Written instruction
Without the pictures, reproduce the records that follow exactly.

Dataset records

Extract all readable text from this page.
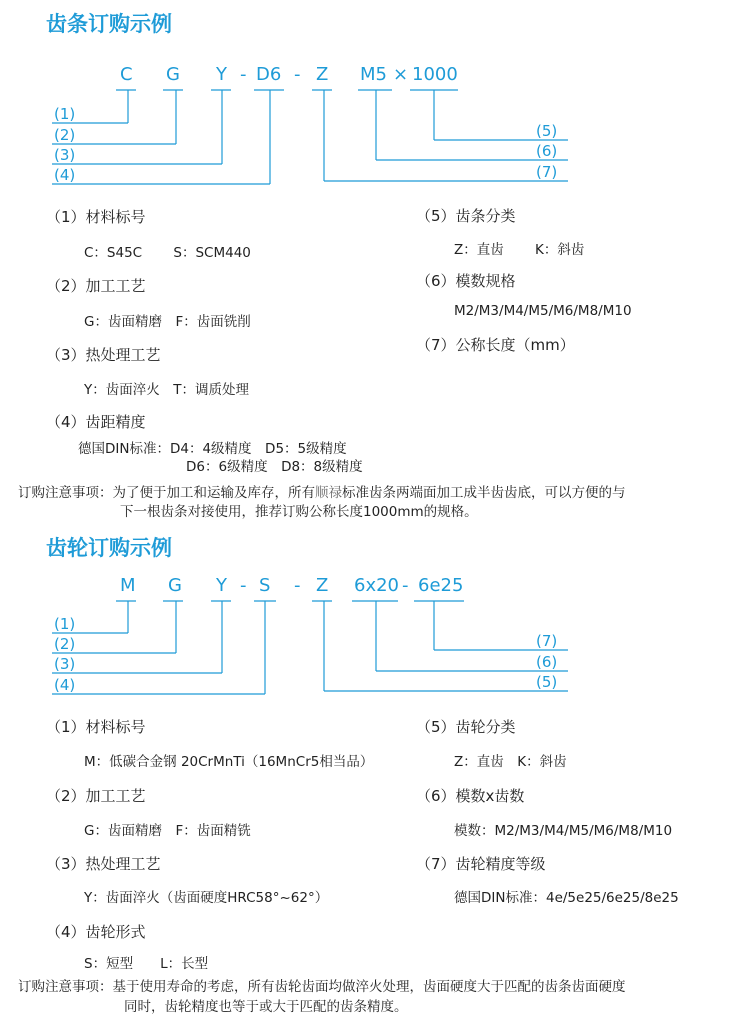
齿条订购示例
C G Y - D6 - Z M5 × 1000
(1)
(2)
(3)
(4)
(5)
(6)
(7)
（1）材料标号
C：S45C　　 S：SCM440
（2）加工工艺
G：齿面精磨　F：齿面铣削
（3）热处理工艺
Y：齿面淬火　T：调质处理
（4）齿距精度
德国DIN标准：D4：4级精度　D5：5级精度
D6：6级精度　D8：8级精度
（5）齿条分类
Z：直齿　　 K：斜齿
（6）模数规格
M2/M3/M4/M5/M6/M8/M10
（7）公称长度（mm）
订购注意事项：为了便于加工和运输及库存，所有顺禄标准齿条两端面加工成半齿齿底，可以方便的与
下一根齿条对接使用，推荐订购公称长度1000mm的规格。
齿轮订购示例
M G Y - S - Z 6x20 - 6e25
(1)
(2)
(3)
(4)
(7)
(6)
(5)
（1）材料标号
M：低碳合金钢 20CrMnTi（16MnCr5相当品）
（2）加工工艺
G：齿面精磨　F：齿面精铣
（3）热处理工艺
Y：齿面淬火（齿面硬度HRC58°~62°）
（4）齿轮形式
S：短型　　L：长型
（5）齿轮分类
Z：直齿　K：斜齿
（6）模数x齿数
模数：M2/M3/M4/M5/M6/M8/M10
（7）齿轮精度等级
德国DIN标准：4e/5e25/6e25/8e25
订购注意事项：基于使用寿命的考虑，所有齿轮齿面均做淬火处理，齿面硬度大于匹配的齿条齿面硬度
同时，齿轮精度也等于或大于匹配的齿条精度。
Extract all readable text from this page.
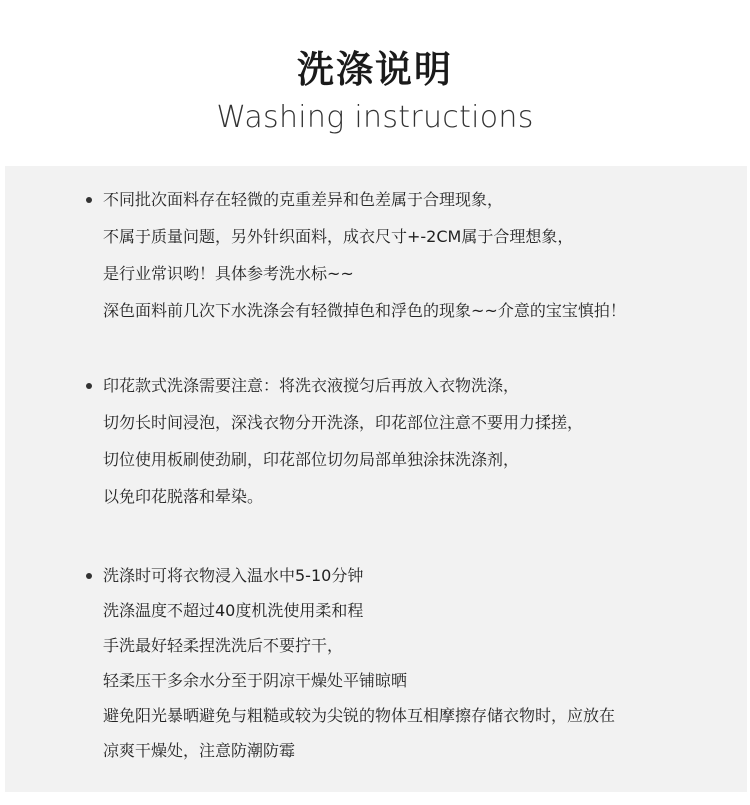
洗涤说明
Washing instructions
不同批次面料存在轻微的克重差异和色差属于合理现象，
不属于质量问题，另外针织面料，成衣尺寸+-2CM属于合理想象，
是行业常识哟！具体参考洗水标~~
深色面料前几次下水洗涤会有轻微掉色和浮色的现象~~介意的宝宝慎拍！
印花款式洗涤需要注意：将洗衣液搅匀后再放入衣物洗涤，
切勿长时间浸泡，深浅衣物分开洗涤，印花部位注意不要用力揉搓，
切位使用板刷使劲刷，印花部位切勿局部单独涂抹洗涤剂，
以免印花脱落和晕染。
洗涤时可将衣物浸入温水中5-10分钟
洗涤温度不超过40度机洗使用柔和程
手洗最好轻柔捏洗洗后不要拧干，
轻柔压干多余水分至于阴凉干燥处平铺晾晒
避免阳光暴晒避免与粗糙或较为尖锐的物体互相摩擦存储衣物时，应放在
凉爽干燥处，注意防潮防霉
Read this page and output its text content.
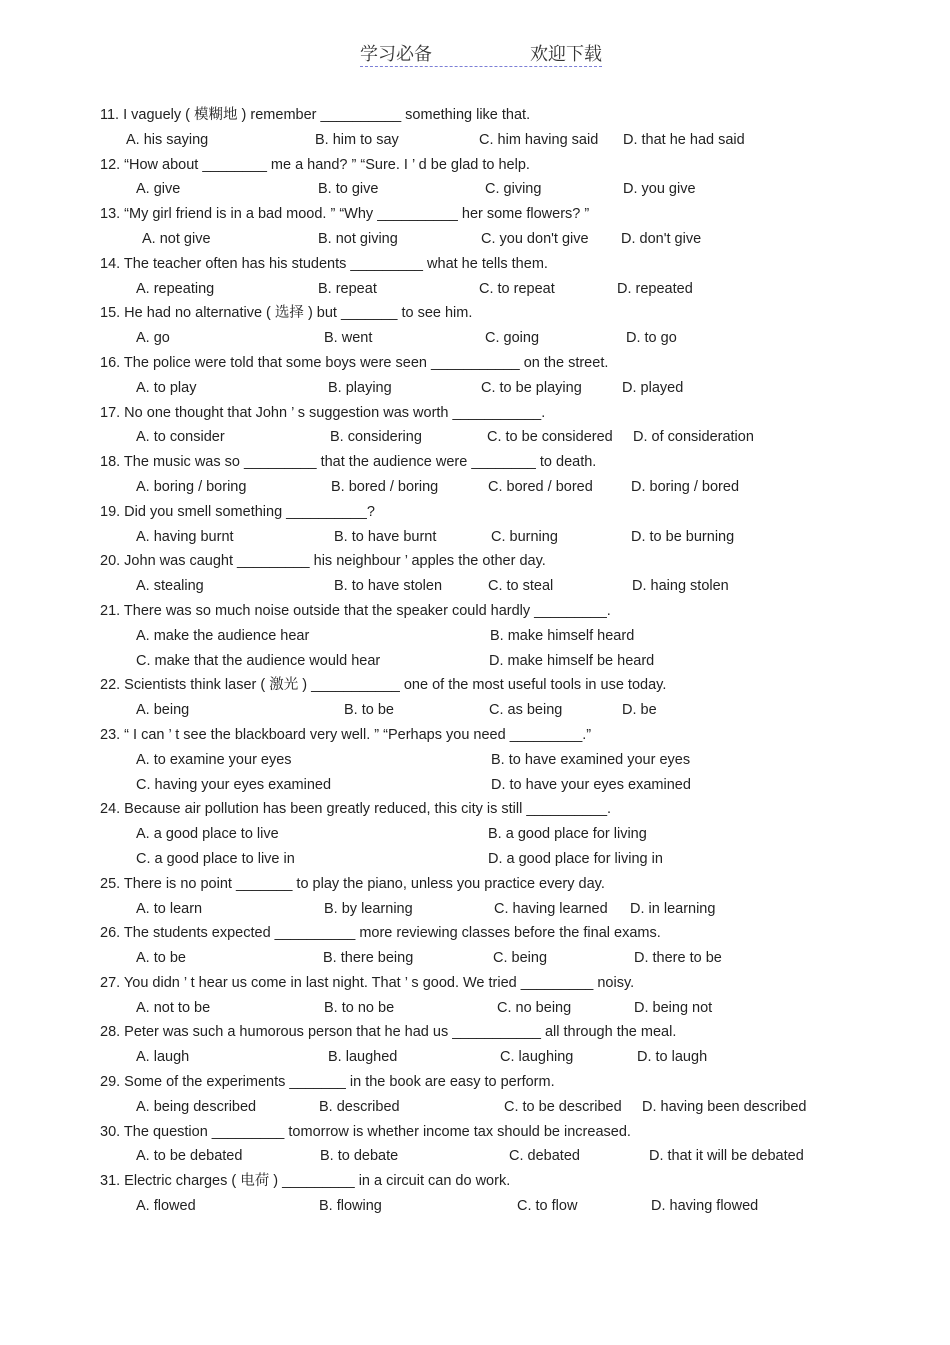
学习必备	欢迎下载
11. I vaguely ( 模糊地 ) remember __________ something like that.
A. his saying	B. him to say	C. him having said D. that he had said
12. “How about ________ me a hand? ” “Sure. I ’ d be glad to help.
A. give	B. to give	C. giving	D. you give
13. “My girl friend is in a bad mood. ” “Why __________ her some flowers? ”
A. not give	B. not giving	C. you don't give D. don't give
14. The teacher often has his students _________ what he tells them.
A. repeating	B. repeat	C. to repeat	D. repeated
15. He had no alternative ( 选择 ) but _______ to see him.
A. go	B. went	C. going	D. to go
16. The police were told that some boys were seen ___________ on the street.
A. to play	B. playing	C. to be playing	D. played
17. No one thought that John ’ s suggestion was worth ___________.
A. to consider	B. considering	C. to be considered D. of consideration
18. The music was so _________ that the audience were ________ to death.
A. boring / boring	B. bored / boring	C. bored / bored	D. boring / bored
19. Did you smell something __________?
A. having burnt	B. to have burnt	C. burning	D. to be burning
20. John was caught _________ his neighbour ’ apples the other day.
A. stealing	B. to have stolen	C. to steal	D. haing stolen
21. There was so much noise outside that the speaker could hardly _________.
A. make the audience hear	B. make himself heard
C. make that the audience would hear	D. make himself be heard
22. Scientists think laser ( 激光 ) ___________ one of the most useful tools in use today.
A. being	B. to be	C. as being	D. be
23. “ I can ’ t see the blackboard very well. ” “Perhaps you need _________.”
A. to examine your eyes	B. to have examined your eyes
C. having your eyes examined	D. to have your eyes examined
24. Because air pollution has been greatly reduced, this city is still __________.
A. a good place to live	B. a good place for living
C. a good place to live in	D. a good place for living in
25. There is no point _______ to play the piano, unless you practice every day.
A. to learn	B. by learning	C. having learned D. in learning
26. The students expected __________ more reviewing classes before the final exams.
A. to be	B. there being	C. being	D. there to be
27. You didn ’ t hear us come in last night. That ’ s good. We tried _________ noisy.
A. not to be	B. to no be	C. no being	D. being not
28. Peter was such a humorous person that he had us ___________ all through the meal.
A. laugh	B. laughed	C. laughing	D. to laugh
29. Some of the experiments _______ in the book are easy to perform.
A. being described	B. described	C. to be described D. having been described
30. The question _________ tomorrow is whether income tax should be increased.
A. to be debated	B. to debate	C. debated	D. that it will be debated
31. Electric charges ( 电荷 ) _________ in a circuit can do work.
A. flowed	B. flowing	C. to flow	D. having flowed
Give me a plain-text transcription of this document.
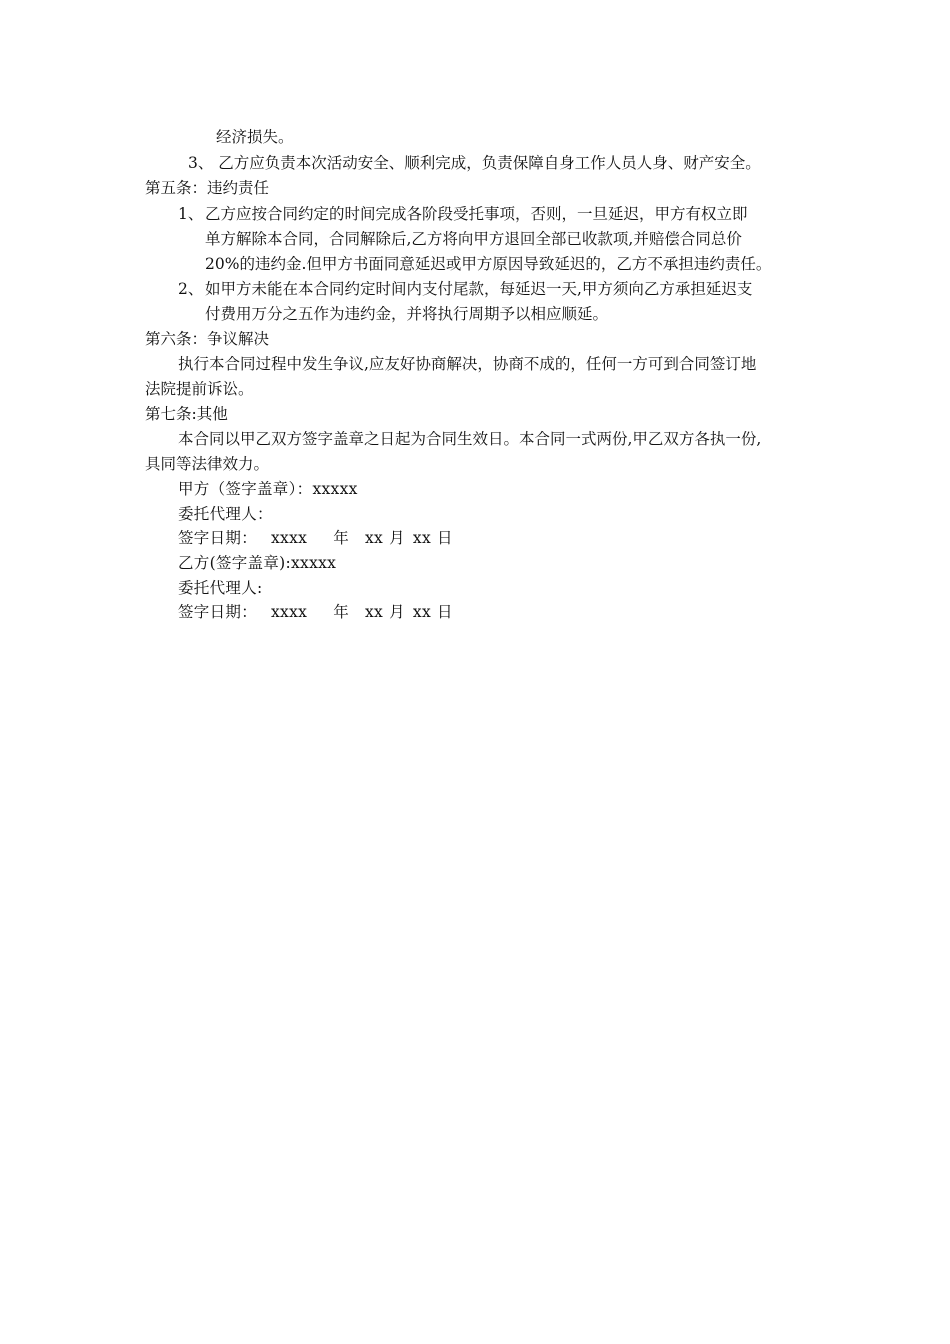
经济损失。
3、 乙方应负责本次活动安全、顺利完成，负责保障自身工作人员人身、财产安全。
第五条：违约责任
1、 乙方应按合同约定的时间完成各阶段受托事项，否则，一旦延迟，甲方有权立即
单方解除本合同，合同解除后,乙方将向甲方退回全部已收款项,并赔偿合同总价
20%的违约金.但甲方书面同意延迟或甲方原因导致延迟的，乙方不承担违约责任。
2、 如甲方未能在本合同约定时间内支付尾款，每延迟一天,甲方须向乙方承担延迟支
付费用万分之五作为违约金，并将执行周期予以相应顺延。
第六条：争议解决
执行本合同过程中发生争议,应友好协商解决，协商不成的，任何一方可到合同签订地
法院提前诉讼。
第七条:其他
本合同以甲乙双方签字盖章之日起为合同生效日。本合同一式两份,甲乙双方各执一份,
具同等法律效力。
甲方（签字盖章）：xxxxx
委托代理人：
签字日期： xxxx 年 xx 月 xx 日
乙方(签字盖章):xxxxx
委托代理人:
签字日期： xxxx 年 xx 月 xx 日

Solution to this task
Extract all readable text from this page.
齿条订购示例
C G Y - D6 - Z M5 × 1000
(1)
(2)
(3)
(4)
(5)
(6)
(7)
（1）材料标号
C：S45C　　 S：SCM440
（2）加工工艺
G：齿面精磨　F：齿面铣削
（3）热处理工艺
Y：齿面淬火　T：调质处理
（4）齿距精度
德国DIN标准：D4：4级精度　D5：5级精度
D6：6级精度　D8：8级精度
（5）齿条分类
Z：直齿　　 K：斜齿
（6）模数规格
M2/M3/M4/M5/M6/M8/M10
（7）公称长度（mm）
订购注意事项：为了便于加工和运输及库存，所有顺禄标准齿条两端面加工成半齿齿底，可以方便的与
下一根齿条对接使用，推荐订购公称长度1000mm的规格。
齿轮订购示例
M G Y - S - Z 6x20 - 6e25
(1)
(2)
(3)
(4)
(7)
(6)
(5)
（1）材料标号
M：低碳合金钢 20CrMnTi（16MnCr5相当品）
（2）加工工艺
G：齿面精磨　F：齿面精铣
（3）热处理工艺
Y：齿面淬火（齿面硬度HRC58°~62°）
（4）齿轮形式
S：短型　　L：长型
（5）齿轮分类
Z：直齿　K：斜齿
（6）模数x齿数
模数：M2/M3/M4/M5/M6/M8/M10
（7）齿轮精度等级
德国DIN标准：4e/5e25/6e25/8e25
订购注意事项：基于使用寿命的考虑，所有齿轮齿面均做淬火处理，齿面硬度大于匹配的齿条齿面硬度
同时，齿轮精度也等于或大于匹配的齿条精度。
Extract all readable text from this page.
洗涤说明
Washing instructions
不同批次面料存在轻微的克重差异和色差属于合理现象，
不属于质量问题，另外针织面料，成衣尺寸+-2CM属于合理想象，
是行业常识哟！具体参考洗水标~~
深色面料前几次下水洗涤会有轻微掉色和浮色的现象~~介意的宝宝慎拍！
印花款式洗涤需要注意：将洗衣液搅匀后再放入衣物洗涤，
切勿长时间浸泡，深浅衣物分开洗涤，印花部位注意不要用力揉搓，
切位使用板刷使劲刷，印花部位切勿局部单独涂抹洗涤剂，
以免印花脱落和晕染。
洗涤时可将衣物浸入温水中5-10分钟
洗涤温度不超过40度机洗使用柔和程
手洗最好轻柔捏洗洗后不要拧干，
轻柔压干多余水分至于阴凉干燥处平铺晾晒
避免阳光暴晒避免与粗糙或较为尖锐的物体互相摩擦存储衣物时，应放在
凉爽干燥处，注意防潮防霉
Read this page and output its text content.
学习必备	欢迎下载
11. I vaguely ( 模糊地 ) remember __________ something like that.
A. his saying	B. him to say	C. him having said D. that he had said
12. “How about ________ me a hand? ” “Sure. I ’ d be glad to help.
A. give	B. to give	C. giving	D. you give
13. “My girl friend is in a bad mood. ” “Why __________ her some flowers? ”
A. not give	B. not giving	C. you don't give D. don't give
14. The teacher often has his students _________ what he tells them.
A. repeating	B. repeat	C. to repeat	D. repeated
15. He had no alternative ( 选择 ) but _______ to see him.
A. go	B. went	C. going	D. to go
16. The police were told that some boys were seen ___________ on the street.
A. to play	B. playing	C. to be playing	D. played
17. No one thought that John ’ s suggestion was worth ___________.
A. to consider	B. considering	C. to be considered D. of consideration
18. The music was so _________ that the audience were ________ to death.
A. boring / boring	B. bored / boring	C. bored / bored	D. boring / bored
19. Did you smell something __________?
A. having burnt	B. to have burnt	C. burning	D. to be burning
20. John was caught _________ his neighbour ’ apples the other day.
A. stealing	B. to have stolen	C. to steal	D. haing stolen
21. There was so much noise outside that the speaker could hardly _________.
A. make the audience hear	B. make himself heard
C. make that the audience would hear	D. make himself be heard
22. Scientists think laser ( 激光 ) ___________ one of the most useful tools in use today.
A. being	B. to be	C. as being	D. be
23. “ I can ’ t see the blackboard very well. ” “Perhaps you need _________.”
A. to examine your eyes	B. to have examined your eyes
C. having your eyes examined	D. to have your eyes examined
24. Because air pollution has been greatly reduced, this city is still __________.
A. a good place to live	B. a good place for living
C. a good place to live in	D. a good place for living in
25. There is no point _______ to play the piano, unless you practice every day.
A. to learn	B. by learning	C. having learned D. in learning
26. The students expected __________ more reviewing classes before the final exams.
A. to be	B. there being	C. being	D. there to be
27. You didn ’ t hear us come in last night. That ’ s good. We tried _________ noisy.
A. not to be	B. to no be	C. no being	D. being not
28. Peter was such a humorous person that he had us ___________ all through the meal.
A. laugh	B. laughed	C. laughing	D. to laugh
29. Some of the experiments _______ in the book are easy to perform.
A. being described	B. described	C. to be described D. having been described
30. The question _________ tomorrow is whether income tax should be increased.
A. to be debated	B. to debate	C. debated	D. that it will be debated
31. Electric charges ( 电荷 ) _________ in a circuit can do work.
A. flowed	B. flowing	C. to flow	D. having flowed
Give me a plain-text transcription of this document.
经济损失。
3、 乙方应负责本次活动安全、顺利完成，负责保障自身工作人员人身、财产安全。
第五条：违约责任
1、 乙方应按合同约定的时间完成各阶段受托事项，否则，一旦延迟，甲方有权立即
单方解除本合同，合同解除后,乙方将向甲方退回全部已收款项,并赔偿合同总价
20%的违约金.但甲方书面同意延迟或甲方原因导致延迟的，乙方不承担违约责任。
2、 如甲方未能在本合同约定时间内支付尾款，每延迟一天,甲方须向乙方承担延迟支
付费用万分之五作为违约金，并将执行周期予以相应顺延。
第六条：争议解决
执行本合同过程中发生争议,应友好协商解决，协商不成的，任何一方可到合同签订地
法院提前诉讼。
第七条:其他
本合同以甲乙双方签字盖章之日起为合同生效日。本合同一式两份,甲乙双方各执一份,
具同等法律效力。
甲方（签字盖章）：xxxxx
委托代理人：
签字日期： xxxx 年 xx 月 xx 日
乙方(签字盖章):xxxxx
委托代理人:
签字日期： xxxx 年 xx 月 xx 日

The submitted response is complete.